▶ **Required work**
Make an exact copy of all the entries below, with the pictures left out.

_ _ _ _

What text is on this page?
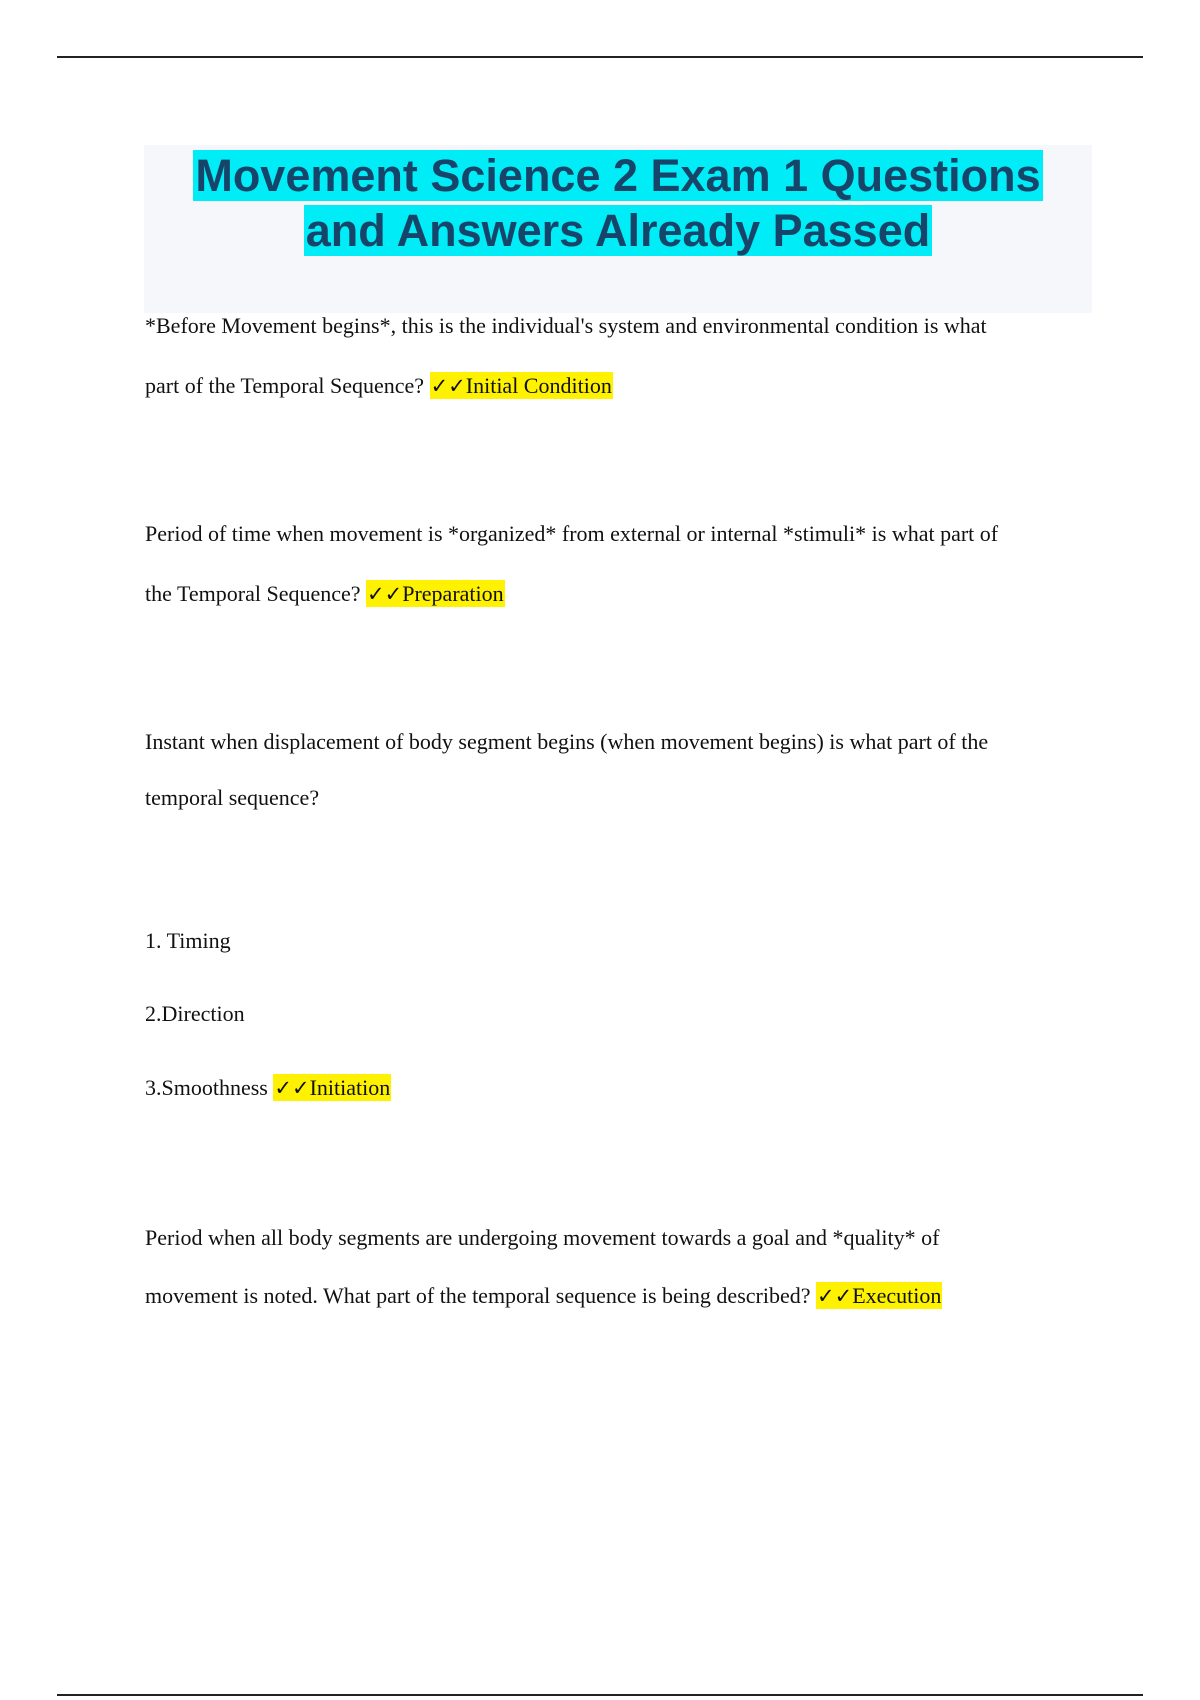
Movement Science 2 Exam 1 Questions
and Answers Already Passed
*Before Movement begins*, this is the individual's system and environmental condition is what
part of the Temporal Sequence? ✓✓Initial Condition
Period of time when movement is *organized* from external or internal *stimuli* is what part of
the Temporal Sequence? ✓✓Preparation
Instant when displacement of body segment begins (when movement begins) is what part of the
temporal sequence?
1. Timing
2.Direction
3.Smoothness ✓✓Initiation
Period when all body segments are undergoing movement towards a goal and *quality* of
movement is noted. What part of the temporal sequence is being described? ✓✓Execution
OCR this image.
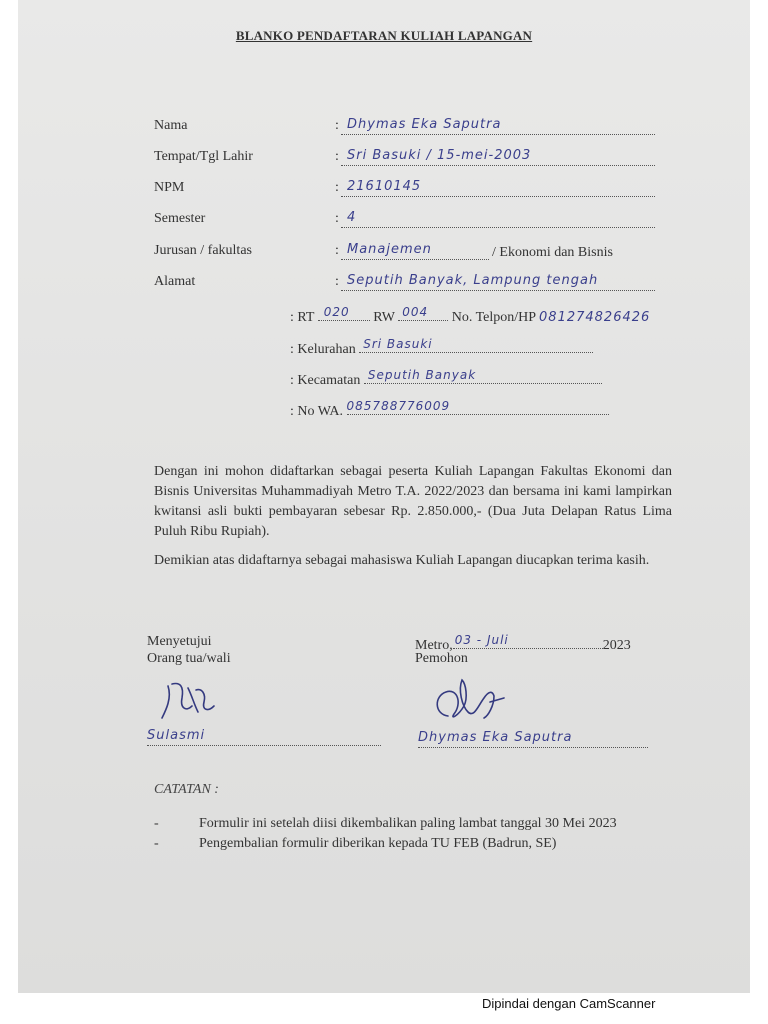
BLANKO PENDAFTARAN KULIAH LAPANGAN
Nama	: Dhymas Eka Saputra
Tempat/Tgl Lahir	: Sri Basuki / 15-mei-2003
NPM	: 21610145
Semester	: 4
Jurusan / fakultas	: Manajemen	/ Ekonomi dan Bisnis
Alamat	: Seputih Banyak, Lampung tengah
: RT 020 RW 004 No. Telpon/HP 081274826426
: Kelurahan Sri Basuki
: Kecamatan Seputih Banyak
: No WA. 085788776009
Dengan ini mohon didaftarkan sebagai peserta Kuliah Lapangan Fakultas Ekonomi dan Bisnis Universitas Muhammadiyah Metro T.A. 2022/2023 dan bersama ini kami lampirkan kwitansi asli bukti pembayaran sebesar Rp. 2.850.000,- (Dua Juta Delapan Ratus Lima Puluh Ribu Rupiah).
Demikian atas didaftarnya sebagai mahasiswa Kuliah Lapangan diucapkan terima kasih.
Menyetujui
Orang tua/wali
Metro, 03 - Juli	2023
Pemohon
Sulasmi	Dhymas Eka Saputra
CATATAN :
-	Formulir ini setelah diisi dikembalikan paling lambat tanggal 30 Mei 2023
-	Pengembalian formulir diberikan kepada TU FEB (Badrun, SE)
Dipindai dengan CamScanner
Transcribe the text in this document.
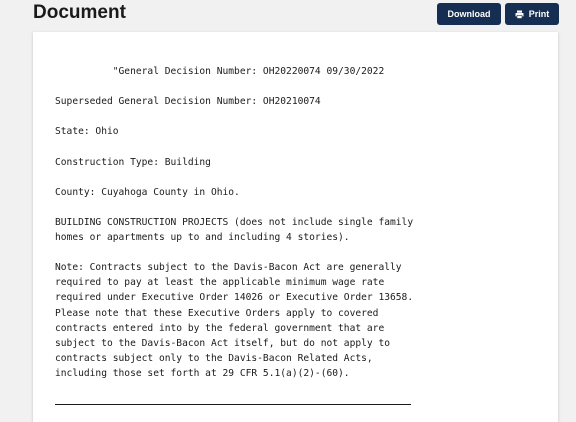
Document	Download	Print
"General Decision Number: OH20220074 09/30/2022

Superseded General Decision Number: OH20210074

State: Ohio

Construction Type: Building

County: Cuyahoga County in Ohio.

BUILDING CONSTRUCTION PROJECTS (does not include single family
homes or apartments up to and including 4 stories).

Note: Contracts subject to the Davis-Bacon Act are generally
required to pay at least the applicable minimum wage rate
required under Executive Order 14026 or Executive Order 13658.
Please note that these Executive Orders apply to covered
contracts entered into by the federal government that are
subject to the Davis-Bacon Act itself, but do not apply to
contracts subject only to the Davis-Bacon Related Acts,
including those set forth at 29 CFR 5.1(a)(2)-(60).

_ _ _ _

▶ **Result**
What text is on this page?
Movement Science 2 Exam 1 Questions
and Answers Already Passed
*Before Movement begins*, this is the individual's system and environmental condition is what
part of the Temporal Sequence? ✓✓Initial Condition
Period of time when movement is *organized* from external or internal *stimuli* is what part of
the Temporal Sequence? ✓✓Preparation
Instant when displacement of body segment begins (when movement begins) is what part of the
temporal sequence?
1. Timing
2.Direction
3.Smoothness ✓✓Initiation
Period when all body segments are undergoing movement towards a goal and *quality* of
movement is noted. What part of the temporal sequence is being described? ✓✓Execution
OCR this image.
BLANKO PENDAFTARAN KULIAH LAPANGAN
Nama	: Dhymas Eka Saputra
Tempat/Tgl Lahir	: Sri Basuki / 15-mei-2003
NPM	: 21610145
Semester	: 4
Jurusan / fakultas	: Manajemen	/ Ekonomi dan Bisnis
Alamat	: Seputih Banyak, Lampung tengah
: RT 020 RW 004 No. Telpon/HP 081274826426
: Kelurahan Sri Basuki
: Kecamatan Seputih Banyak
: No WA. 085788776009
Dengan ini mohon didaftarkan sebagai peserta Kuliah Lapangan Fakultas Ekonomi dan Bisnis Universitas Muhammadiyah Metro T.A. 2022/2023 dan bersama ini kami lampirkan kwitansi asli bukti pembayaran sebesar Rp. 2.850.000,- (Dua Juta Delapan Ratus Lima Puluh Ribu Rupiah).
Demikian atas didaftarnya sebagai mahasiswa Kuliah Lapangan diucapkan terima kasih.
Menyetujui
Orang tua/wali
Metro, 03 - Juli	2023
Pemohon
Sulasmi	Dhymas Eka Saputra
CATATAN :
-	Formulir ini setelah diisi dikembalikan paling lambat tanggal 30 Mei 2023
-	Pengembalian formulir diberikan kepada TU FEB (Badrun, SE)
Dipindai dengan CamScanner
Transcribe the text in this document.
Document	Download	Print
"General Decision Number: OH20220074 09/30/2022

Superseded General Decision Number: OH20210074

State: Ohio

Construction Type: Building

County: Cuyahoga County in Ohio.

BUILDING CONSTRUCTION PROJECTS (does not include single family
homes or apartments up to and including 4 stories).

Note: Contracts subject to the Davis-Bacon Act are generally
required to pay at least the applicable minimum wage rate
required under Executive Order 14026 or Executive Order 13658.
Please note that these Executive Orders apply to covered
contracts entered into by the federal government that are
subject to the Davis-Bacon Act itself, but do not apply to
contracts subject only to the Davis-Bacon Related Acts,
including those set forth at 29 CFR 5.1(a)(2)-(60).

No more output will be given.